What you should do:
From the entries provided below, copy each line that contains the word "орех".

Source material:
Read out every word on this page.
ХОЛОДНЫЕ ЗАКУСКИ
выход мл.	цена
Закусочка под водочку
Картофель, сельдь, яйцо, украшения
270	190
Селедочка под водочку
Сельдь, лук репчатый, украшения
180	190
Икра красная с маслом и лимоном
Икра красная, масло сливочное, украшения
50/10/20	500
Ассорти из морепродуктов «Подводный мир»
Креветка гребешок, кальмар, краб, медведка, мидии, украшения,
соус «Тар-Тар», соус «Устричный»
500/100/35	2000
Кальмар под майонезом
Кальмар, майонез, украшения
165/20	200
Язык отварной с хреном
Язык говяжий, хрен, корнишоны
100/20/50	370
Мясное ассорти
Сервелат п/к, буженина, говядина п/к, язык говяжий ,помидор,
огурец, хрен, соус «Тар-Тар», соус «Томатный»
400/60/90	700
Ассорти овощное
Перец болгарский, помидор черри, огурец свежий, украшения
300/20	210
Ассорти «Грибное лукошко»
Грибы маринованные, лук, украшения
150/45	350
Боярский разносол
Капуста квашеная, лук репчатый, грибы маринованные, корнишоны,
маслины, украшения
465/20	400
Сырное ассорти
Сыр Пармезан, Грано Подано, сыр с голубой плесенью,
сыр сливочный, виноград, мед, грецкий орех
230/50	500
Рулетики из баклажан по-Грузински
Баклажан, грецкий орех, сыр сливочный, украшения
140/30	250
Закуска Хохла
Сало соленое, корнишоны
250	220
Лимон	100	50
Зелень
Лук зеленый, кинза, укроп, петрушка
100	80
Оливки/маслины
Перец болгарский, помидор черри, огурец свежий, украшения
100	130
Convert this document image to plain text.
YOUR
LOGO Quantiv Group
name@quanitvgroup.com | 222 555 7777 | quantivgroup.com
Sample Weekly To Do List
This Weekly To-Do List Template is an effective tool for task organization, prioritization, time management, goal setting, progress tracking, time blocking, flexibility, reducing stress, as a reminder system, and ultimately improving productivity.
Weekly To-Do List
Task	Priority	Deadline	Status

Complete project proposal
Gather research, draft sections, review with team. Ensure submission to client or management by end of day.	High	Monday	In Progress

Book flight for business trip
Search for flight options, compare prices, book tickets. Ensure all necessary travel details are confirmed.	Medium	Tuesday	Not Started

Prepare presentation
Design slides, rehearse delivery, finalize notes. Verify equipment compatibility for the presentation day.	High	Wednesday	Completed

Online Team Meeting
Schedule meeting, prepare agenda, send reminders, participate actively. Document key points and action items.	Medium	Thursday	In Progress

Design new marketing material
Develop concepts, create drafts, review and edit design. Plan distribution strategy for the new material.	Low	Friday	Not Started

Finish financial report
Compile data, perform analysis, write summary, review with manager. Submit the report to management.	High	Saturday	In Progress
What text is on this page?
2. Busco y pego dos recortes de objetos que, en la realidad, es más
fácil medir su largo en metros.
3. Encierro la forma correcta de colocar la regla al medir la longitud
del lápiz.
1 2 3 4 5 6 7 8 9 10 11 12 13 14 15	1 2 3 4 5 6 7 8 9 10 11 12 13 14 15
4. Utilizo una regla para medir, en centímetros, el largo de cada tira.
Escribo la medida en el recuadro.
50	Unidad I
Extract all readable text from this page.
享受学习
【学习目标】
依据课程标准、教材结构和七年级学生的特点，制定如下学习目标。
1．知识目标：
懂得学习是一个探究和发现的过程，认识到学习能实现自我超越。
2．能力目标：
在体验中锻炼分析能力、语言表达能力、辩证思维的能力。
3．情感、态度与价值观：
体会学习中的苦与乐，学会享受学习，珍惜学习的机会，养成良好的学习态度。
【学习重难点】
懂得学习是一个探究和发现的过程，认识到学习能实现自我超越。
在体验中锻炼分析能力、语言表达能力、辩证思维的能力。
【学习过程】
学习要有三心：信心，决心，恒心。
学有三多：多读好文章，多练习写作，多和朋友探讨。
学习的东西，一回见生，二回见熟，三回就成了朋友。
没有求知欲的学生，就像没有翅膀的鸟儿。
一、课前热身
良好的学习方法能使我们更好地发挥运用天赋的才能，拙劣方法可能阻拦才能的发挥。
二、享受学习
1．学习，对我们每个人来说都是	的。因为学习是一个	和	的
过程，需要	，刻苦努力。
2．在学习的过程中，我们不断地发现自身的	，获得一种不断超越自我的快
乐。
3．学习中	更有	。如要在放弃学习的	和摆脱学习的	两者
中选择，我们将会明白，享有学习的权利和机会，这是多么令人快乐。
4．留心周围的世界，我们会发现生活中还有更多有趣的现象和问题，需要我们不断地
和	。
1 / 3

Answer to the task:
сыр сливочный, виноград, мед, грецкий орех
Баклажан, грецкий орех, сыр сливочный, украшения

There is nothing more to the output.